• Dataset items
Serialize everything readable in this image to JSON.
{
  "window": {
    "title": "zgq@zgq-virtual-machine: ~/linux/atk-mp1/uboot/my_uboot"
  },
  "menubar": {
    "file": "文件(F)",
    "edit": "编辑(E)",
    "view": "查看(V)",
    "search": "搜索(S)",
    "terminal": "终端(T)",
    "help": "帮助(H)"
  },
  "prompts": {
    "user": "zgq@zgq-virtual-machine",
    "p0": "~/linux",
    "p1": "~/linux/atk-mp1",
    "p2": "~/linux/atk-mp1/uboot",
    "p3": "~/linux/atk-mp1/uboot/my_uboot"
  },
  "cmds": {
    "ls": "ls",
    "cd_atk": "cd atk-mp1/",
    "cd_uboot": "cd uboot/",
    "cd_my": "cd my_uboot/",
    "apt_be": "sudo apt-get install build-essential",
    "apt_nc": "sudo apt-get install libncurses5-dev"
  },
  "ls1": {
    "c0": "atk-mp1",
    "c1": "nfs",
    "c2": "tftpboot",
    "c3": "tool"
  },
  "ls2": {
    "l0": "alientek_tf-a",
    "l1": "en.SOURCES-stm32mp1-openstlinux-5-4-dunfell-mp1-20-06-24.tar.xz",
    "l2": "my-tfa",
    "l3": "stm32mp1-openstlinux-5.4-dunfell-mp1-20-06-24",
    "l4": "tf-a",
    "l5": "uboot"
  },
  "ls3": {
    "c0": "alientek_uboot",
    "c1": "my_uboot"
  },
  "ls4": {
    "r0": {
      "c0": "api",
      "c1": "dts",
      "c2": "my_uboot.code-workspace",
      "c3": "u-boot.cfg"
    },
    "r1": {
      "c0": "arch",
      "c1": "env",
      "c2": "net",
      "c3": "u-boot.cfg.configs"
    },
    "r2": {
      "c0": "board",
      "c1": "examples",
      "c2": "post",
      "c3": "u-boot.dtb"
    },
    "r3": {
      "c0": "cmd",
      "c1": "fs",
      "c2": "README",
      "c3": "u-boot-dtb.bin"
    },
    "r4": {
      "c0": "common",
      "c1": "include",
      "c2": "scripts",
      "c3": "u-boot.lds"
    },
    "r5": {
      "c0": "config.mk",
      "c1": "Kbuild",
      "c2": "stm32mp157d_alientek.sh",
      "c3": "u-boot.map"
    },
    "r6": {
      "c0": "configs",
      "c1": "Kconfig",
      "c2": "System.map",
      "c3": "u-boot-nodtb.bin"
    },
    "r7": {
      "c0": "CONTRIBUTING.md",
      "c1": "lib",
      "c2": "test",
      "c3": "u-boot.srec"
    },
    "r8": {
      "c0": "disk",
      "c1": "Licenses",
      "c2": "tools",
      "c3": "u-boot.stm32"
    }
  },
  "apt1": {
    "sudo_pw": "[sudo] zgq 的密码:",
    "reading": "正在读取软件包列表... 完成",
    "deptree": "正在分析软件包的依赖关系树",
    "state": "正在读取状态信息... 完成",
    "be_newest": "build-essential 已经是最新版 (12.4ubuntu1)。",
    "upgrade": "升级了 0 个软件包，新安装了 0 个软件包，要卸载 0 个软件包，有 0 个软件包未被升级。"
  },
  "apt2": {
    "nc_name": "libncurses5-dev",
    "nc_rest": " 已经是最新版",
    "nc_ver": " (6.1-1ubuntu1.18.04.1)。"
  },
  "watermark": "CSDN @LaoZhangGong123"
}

==

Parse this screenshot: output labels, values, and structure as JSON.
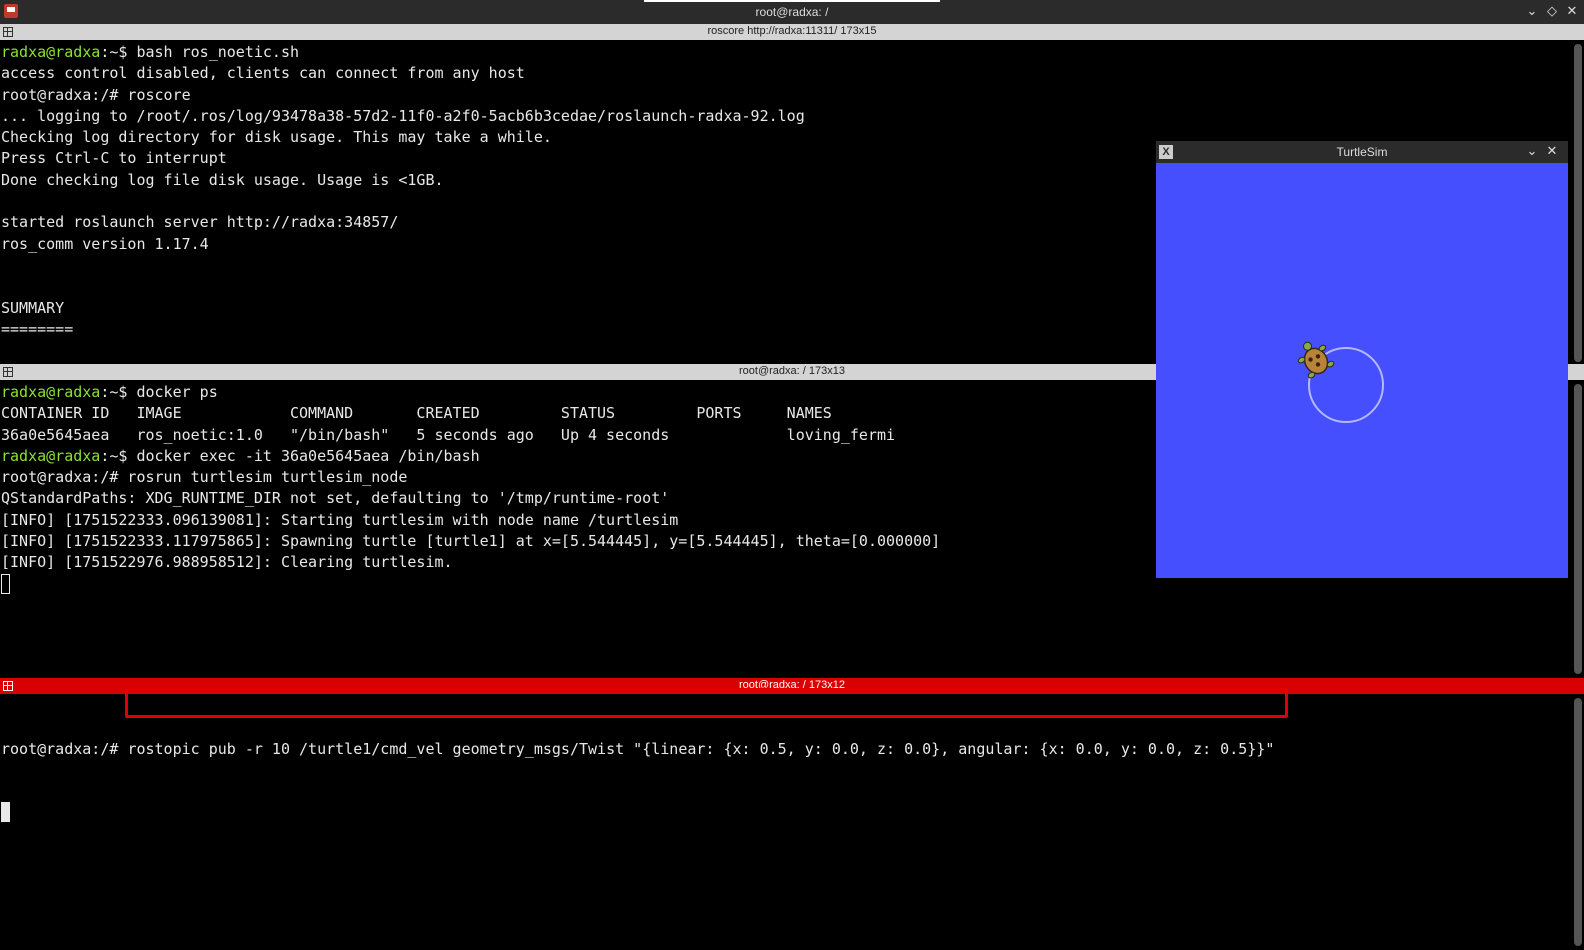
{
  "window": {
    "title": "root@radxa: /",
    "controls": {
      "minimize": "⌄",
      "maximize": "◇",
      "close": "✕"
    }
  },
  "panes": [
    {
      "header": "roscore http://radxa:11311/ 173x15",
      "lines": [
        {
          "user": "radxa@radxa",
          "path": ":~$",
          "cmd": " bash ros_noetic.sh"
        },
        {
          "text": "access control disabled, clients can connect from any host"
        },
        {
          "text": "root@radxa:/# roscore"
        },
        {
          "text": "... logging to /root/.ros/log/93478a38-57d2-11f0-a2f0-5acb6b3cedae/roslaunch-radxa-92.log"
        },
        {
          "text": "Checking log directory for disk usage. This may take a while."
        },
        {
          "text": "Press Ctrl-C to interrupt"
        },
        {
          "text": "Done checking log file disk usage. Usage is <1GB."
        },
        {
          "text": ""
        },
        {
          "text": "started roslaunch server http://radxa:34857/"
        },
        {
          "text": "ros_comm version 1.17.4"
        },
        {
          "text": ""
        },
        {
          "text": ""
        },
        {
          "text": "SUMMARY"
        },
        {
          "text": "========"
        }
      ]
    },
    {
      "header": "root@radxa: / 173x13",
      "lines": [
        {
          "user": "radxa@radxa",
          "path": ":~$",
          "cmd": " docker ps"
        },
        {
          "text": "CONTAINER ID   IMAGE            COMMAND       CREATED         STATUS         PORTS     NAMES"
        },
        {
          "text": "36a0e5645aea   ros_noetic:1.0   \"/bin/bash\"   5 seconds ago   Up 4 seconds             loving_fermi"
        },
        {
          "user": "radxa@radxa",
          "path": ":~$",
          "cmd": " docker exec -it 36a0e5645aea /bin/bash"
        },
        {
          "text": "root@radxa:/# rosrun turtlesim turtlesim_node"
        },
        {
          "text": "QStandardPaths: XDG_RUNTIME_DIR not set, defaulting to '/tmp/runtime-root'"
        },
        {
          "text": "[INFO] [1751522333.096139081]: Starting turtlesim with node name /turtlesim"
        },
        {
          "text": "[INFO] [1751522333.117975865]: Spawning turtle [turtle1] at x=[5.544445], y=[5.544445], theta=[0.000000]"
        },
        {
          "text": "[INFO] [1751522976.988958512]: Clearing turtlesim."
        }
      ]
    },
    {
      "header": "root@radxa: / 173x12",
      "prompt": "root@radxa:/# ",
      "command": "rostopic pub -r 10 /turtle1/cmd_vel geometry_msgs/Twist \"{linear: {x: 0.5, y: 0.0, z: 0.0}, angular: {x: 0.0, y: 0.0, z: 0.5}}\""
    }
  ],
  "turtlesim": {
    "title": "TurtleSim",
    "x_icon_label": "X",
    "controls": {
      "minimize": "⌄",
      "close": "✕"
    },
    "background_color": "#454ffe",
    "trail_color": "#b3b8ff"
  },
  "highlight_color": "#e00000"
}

• Task details
In the entries above, find every line holding the word "已经是最新版" and copy it out.

• Response below
    "be_newest": "build-essential 已经是最新版 (12.4ubuntu1)。",
    "nc_rest": " 已经是最新版",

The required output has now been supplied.